Dataset records:
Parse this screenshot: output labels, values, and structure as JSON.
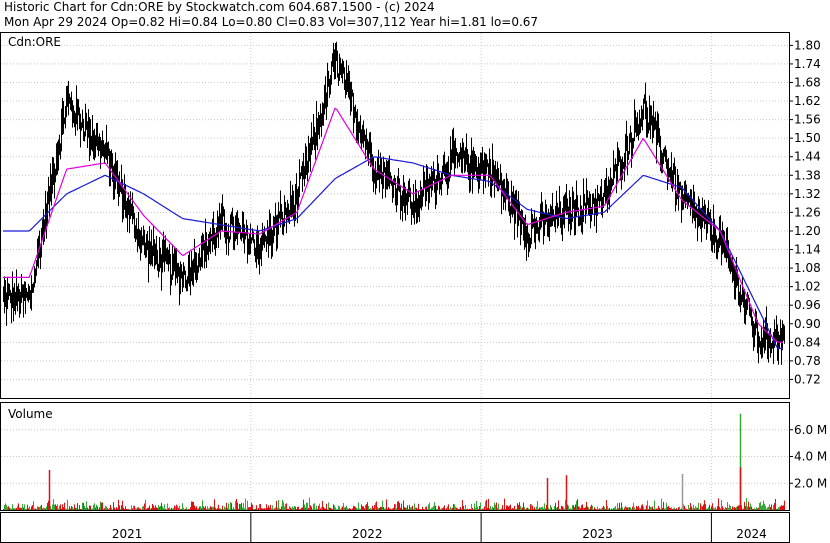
{
  "header": {
    "line1": "Historic Chart for Cdn:ORE by Stockwatch.com 604.687.1500 - (c) 2024",
    "line2": "Mon Apr 29 2024  Op=0.82  Hi=0.84  Lo=0.80  Cl=0.83  Vol=307,112  Year hi=1.81  lo=0.67"
  },
  "colors": {
    "price": "#000000",
    "ma_short": "#e000e0",
    "ma_long": "#1a1ad6",
    "volume_up": "#33aa33",
    "volume_down": "#dd1111",
    "volume_other": "#999999",
    "grid": "#c8c8c8",
    "frame": "#000000"
  },
  "chart_data": [
    {
      "type": "line",
      "title": "Cdn:ORE",
      "x": [
        "2021-01",
        "2021-03",
        "2021-05",
        "2021-07",
        "2021-09",
        "2021-11",
        "2022-01",
        "2022-03",
        "2022-05",
        "2022-07",
        "2022-09",
        "2022-11",
        "2023-01",
        "2023-03",
        "2023-05",
        "2023-07",
        "2023-09",
        "2023-11",
        "2024-01",
        "2024-03",
        "2024-04"
      ],
      "series": [
        {
          "role": "price",
          "values": [
            0.98,
            1.62,
            1.45,
            1.15,
            1.05,
            1.22,
            1.15,
            1.3,
            1.75,
            1.42,
            1.28,
            1.43,
            1.4,
            1.2,
            1.26,
            1.3,
            1.6,
            1.3,
            1.17,
            0.85,
            0.86
          ]
        },
        {
          "role": "ma_short",
          "values": [
            1.05,
            1.4,
            1.42,
            1.25,
            1.12,
            1.2,
            1.19,
            1.26,
            1.6,
            1.4,
            1.32,
            1.38,
            1.38,
            1.22,
            1.26,
            1.28,
            1.5,
            1.3,
            1.2,
            0.9,
            0.84
          ]
        },
        {
          "role": "ma_long",
          "values": [
            1.2,
            1.32,
            1.38,
            1.32,
            1.24,
            1.22,
            1.2,
            1.24,
            1.37,
            1.44,
            1.42,
            1.38,
            1.36,
            1.27,
            1.24,
            1.26,
            1.38,
            1.34,
            1.2,
            0.95,
            0.82
          ]
        }
      ],
      "ylim": [
        0.66,
        1.84
      ],
      "yticks": [
        "1.80",
        "1.74",
        "1.68",
        "1.62",
        "1.56",
        "1.50",
        "1.44",
        "1.38",
        "1.32",
        "1.26",
        "1.20",
        "1.14",
        "1.08",
        "1.02",
        "0.96",
        "0.90",
        "0.84",
        "0.78",
        "0.72"
      ],
      "xticks": [
        "2021",
        "2022",
        "2023",
        "2024"
      ],
      "grid": true,
      "legend": "none"
    },
    {
      "type": "bar",
      "title": "Volume",
      "yticks": [
        "6.0 M",
        "4.0 M",
        "2.0 M"
      ],
      "ylim": [
        0,
        8.0
      ],
      "notable_values_millions": [
        {
          "date": "2021-02",
          "value": 3.0
        },
        {
          "date": "2023-11",
          "value": 2.7
        },
        {
          "date": "2024-02",
          "value": 7.2
        },
        {
          "date": "2024-02",
          "value": 3.2
        },
        {
          "date": "2023-04",
          "value": 2.4
        },
        {
          "date": "2023-05",
          "value": 2.6
        }
      ]
    }
  ]
}
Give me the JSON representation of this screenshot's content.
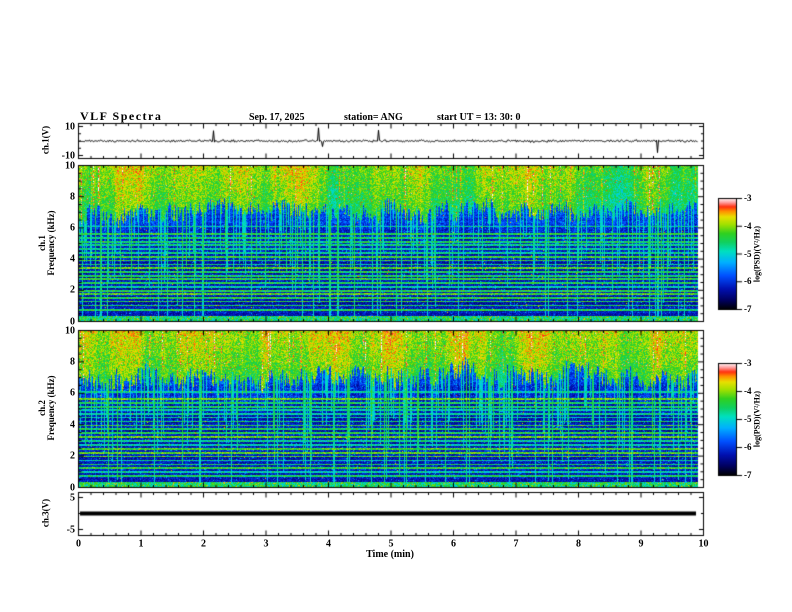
{
  "header": {
    "title": "VLF Spectra",
    "date": "Sep. 17, 2025",
    "station": "station= ANG",
    "start_ut": "start UT  =   13: 30: 0"
  },
  "panels": {
    "ch1_wave": {
      "ylabel": "ch.1(V)",
      "ytick_values": [
        10,
        -10
      ],
      "ytick_labels": [
        "10",
        "-10"
      ]
    },
    "spec1": {
      "ylabel_line1": "ch.1",
      "ylabel_line2": "Frequency (kHz)"
    },
    "spec2": {
      "ylabel_line1": "ch.2",
      "ylabel_line2": "Frequency (kHz)"
    },
    "ch3": {
      "ylabel": "ch.3(V)",
      "ytick_values": [
        5,
        -5
      ],
      "ytick_labels": [
        "5",
        "-5"
      ]
    }
  },
  "xaxis": {
    "label": "Time (min)",
    "ticks": [
      0,
      1,
      2,
      3,
      4,
      5,
      6,
      7,
      8,
      9,
      10
    ],
    "minor_step": 0.2,
    "range": [
      0,
      10
    ]
  },
  "freq_axis": {
    "ticks": [
      0,
      2,
      4,
      6,
      8,
      10
    ],
    "minor_step": 0.5,
    "range": [
      0,
      10
    ]
  },
  "colorbar": {
    "label": "log(PSD)(V²/Hz)",
    "ticks": [
      -3,
      -4,
      -5,
      -6,
      -7
    ],
    "range_low": -7,
    "range_high": -3
  },
  "colormap_stops": [
    [
      0.0,
      "#000005"
    ],
    [
      0.08,
      "#000060"
    ],
    [
      0.18,
      "#0010b0"
    ],
    [
      0.3,
      "#0050ff"
    ],
    [
      0.42,
      "#00b0ff"
    ],
    [
      0.52,
      "#00e0c0"
    ],
    [
      0.6,
      "#10d060"
    ],
    [
      0.68,
      "#30d020"
    ],
    [
      0.76,
      "#a0e000"
    ],
    [
      0.83,
      "#e8e000"
    ],
    [
      0.88,
      "#ff9000"
    ],
    [
      0.92,
      "#ff3010"
    ],
    [
      0.96,
      "#ffa0a0"
    ],
    [
      1.0,
      "#ffffff"
    ]
  ],
  "chart_data": [
    {
      "type": "line",
      "name": "ch1_waveform",
      "ylabel": "ch.1(V)",
      "ylim": [
        -10,
        10
      ],
      "xlim": [
        0,
        10
      ],
      "x_units": "min",
      "description": "black broadband noise trace centred on 0 V, typical amplitude under 2 V with sporadic spikes to about ±9 V",
      "render": {
        "seed": 20250917,
        "sigma_v": 0.75,
        "spike_probability": 0.012,
        "spike_v": [
          3,
          9
        ]
      }
    },
    {
      "type": "heatmap",
      "name": "ch1_spectrogram",
      "xlabel": "Time (min)",
      "ylabel": "Frequency (kHz)",
      "xlim": [
        0,
        10
      ],
      "ylim": [
        0,
        10
      ],
      "clim": [
        -7,
        -3
      ],
      "clabel": "log(PSD)(V²/Hz)",
      "features": "strong broadband power above ~7 kHz (green/yellow with red bursts), vertical sferic streaks reaching down to 0 kHz, dark navy background below 7 kHz, many narrow horizontal interference lines 0.7-6.1 kHz, green noise band below 0.3 kHz",
      "render": {
        "seed": 11,
        "transition_khz": 7.1,
        "transition_jitter": 1.0,
        "top_base_t": 0.66,
        "bottom_base_t": 0.19,
        "streak_probability": 0.1,
        "weak_streak_probability": 0.18,
        "red_speckle_probability": 0.02,
        "bottom_band_khz": 0.33,
        "line_freqs_khz": [
          0.7,
          1.0,
          1.25,
          1.5,
          1.75,
          1.95,
          2.2,
          2.45,
          2.7,
          2.9,
          3.15,
          3.4,
          3.65,
          3.9,
          4.15,
          4.4,
          4.65,
          4.9,
          5.1,
          5.35,
          5.6,
          6.1
        ]
      }
    },
    {
      "type": "heatmap",
      "name": "ch2_spectrogram",
      "xlabel": "Time (min)",
      "ylabel": "Frequency (kHz)",
      "xlim": [
        0,
        10
      ],
      "ylim": [
        0,
        10
      ],
      "clim": [
        -7,
        -3
      ],
      "clabel": "log(PSD)(V²/Hz)",
      "features": "same structure as ch.1 but slightly hotter top band (more yellow/orange above 7 kHz)",
      "render": {
        "seed": 77,
        "transition_khz": 7.0,
        "transition_jitter": 1.1,
        "top_base_t": 0.7,
        "bottom_base_t": 0.19,
        "streak_probability": 0.11,
        "weak_streak_probability": 0.18,
        "red_speckle_probability": 0.03,
        "bottom_band_khz": 0.33,
        "line_freqs_khz": [
          0.7,
          0.95,
          1.2,
          1.45,
          1.7,
          1.95,
          2.2,
          2.45,
          2.7,
          2.95,
          3.2,
          3.45,
          3.7,
          3.95,
          4.2,
          4.45,
          4.7,
          4.95,
          5.15,
          5.4,
          5.65,
          6.1
        ]
      }
    },
    {
      "type": "line",
      "name": "ch3_waveform",
      "ylabel": "ch.3(V)",
      "ylim": [
        -5,
        5
      ],
      "xlim": [
        0,
        10
      ],
      "description": "flat thick black line at 0 V (no signal)",
      "value": 0
    }
  ]
}
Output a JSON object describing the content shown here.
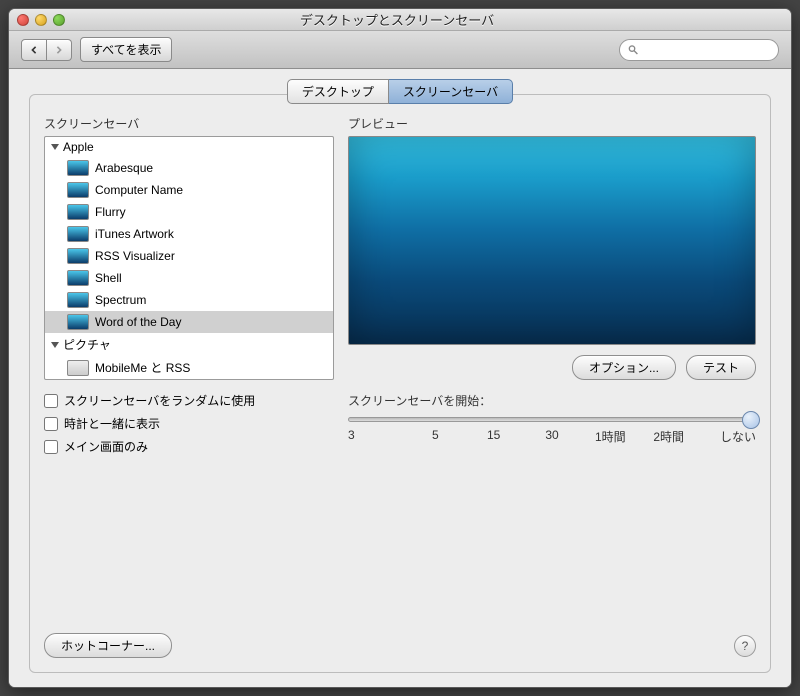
{
  "window": {
    "title": "デスクトップとスクリーンセーバ"
  },
  "toolbar": {
    "show_all": "すべてを表示"
  },
  "search": {
    "placeholder": ""
  },
  "tabs": {
    "desktop": "デスクトップ",
    "screensaver": "スクリーンセーバ"
  },
  "left": {
    "label": "スクリーンセーバ",
    "groups": {
      "apple": {
        "name": "Apple",
        "items": [
          "Arabesque",
          "Computer Name",
          "Flurry",
          "iTunes Artwork",
          "RSS Visualizer",
          "Shell",
          "Spectrum",
          "Word of the Day"
        ]
      },
      "pictures": {
        "name": "ピクチャ",
        "items": [
          "MobileMe と RSS"
        ]
      }
    },
    "selected": "Word of the Day"
  },
  "right": {
    "preview_label": "プレビュー",
    "options": "オプション...",
    "test": "テスト"
  },
  "checks": {
    "random": "スクリーンセーバをランダムに使用",
    "clock": "時計と一緒に表示",
    "main": "メイン画面のみ"
  },
  "slider": {
    "label": "スクリーンセーバを開始：",
    "ticks": [
      "3",
      "5",
      "15",
      "30",
      "1時間",
      "2時間",
      "しない"
    ]
  },
  "bottom": {
    "hotcorners": "ホットコーナー..."
  }
}
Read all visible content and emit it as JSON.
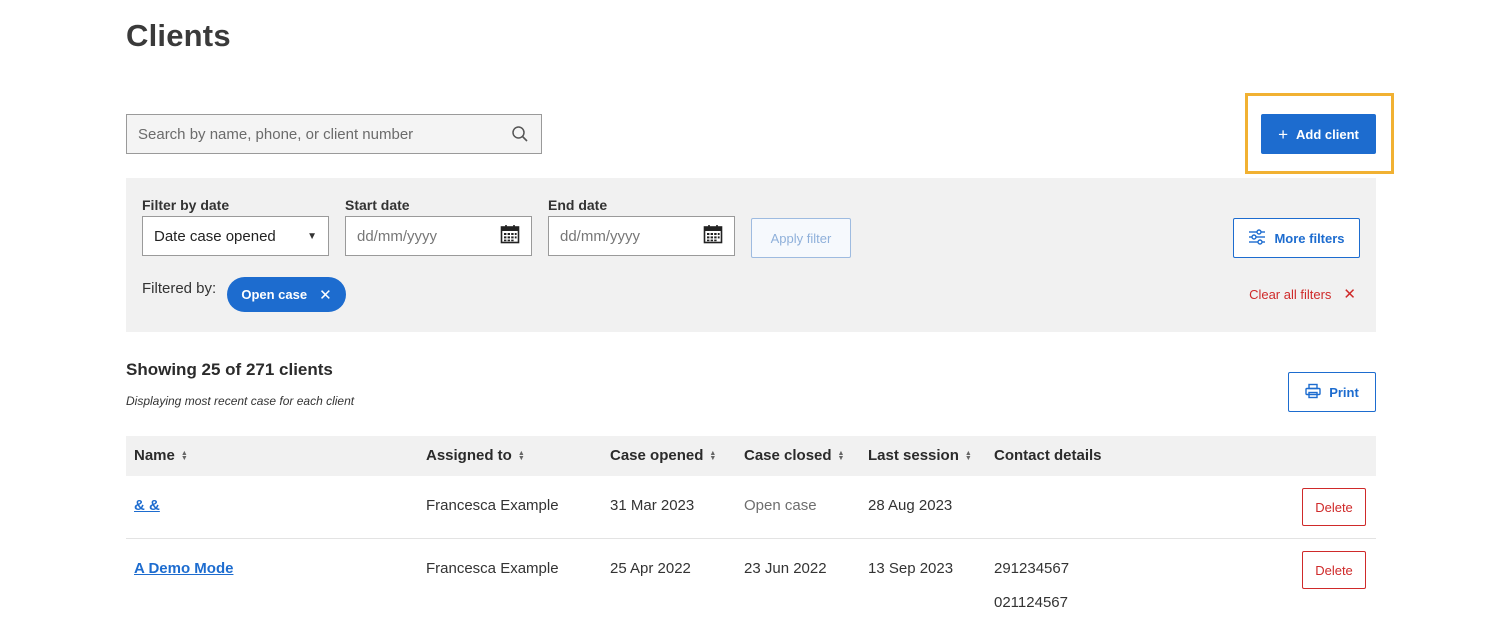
{
  "page": {
    "title": "Clients"
  },
  "search": {
    "placeholder": "Search by name, phone, or client number",
    "icon": "search-icon"
  },
  "actions": {
    "add_client_label": "Add client",
    "add_icon": "plus-icon"
  },
  "filters": {
    "filter_by_date_label": "Filter by date",
    "filter_by_date_value": "Date case opened",
    "start_date_label": "Start date",
    "start_date_placeholder": "dd/mm/yyyy",
    "end_date_label": "End date",
    "end_date_placeholder": "dd/mm/yyyy",
    "apply_label": "Apply filter",
    "more_filters_label": "More filters",
    "filtered_by_label": "Filtered by:",
    "active_chip": "Open case",
    "clear_all_label": "Clear all filters"
  },
  "results": {
    "showing": "Showing 25 of 271 clients",
    "subtext": "Displaying most recent case for each client",
    "print_label": "Print"
  },
  "table": {
    "columns": [
      "Name",
      "Assigned to",
      "Case opened",
      "Case closed",
      "Last session",
      "Contact details"
    ],
    "rows": [
      {
        "name": "& &",
        "assigned": "Francesca Example",
        "opened": "31 Mar 2023",
        "closed": "Open case",
        "last": "28 Aug 2023",
        "contacts": [],
        "delete_label": "Delete"
      },
      {
        "name": "A Demo Mode",
        "assigned": "Francesca Example",
        "opened": "25 Apr 2022",
        "closed": "23 Jun 2022",
        "last": "13 Sep 2023",
        "contacts": [
          "291234567",
          "021124567"
        ],
        "delete_label": "Delete"
      }
    ]
  },
  "colors": {
    "primary": "#1d6ccf",
    "danger": "#cf2a2a",
    "highlight": "#f1b132",
    "panel": "#f1f1f1"
  }
}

What is being asked: Copy out each line of the records where the string "features" appears.

Final answer:
      "features": "strong broadband power above ~7 kHz (green/yellow with red bursts), vertical sferic streaks reaching down to 0 kHz, dark navy background below 7 kHz, many narrow horizontal interference lines 0.7-6.1 kHz, green noise band below 0.3 kHz",
      "features": "same structure as ch.1 but slightly hotter top band (more yellow/orange above 7 kHz)",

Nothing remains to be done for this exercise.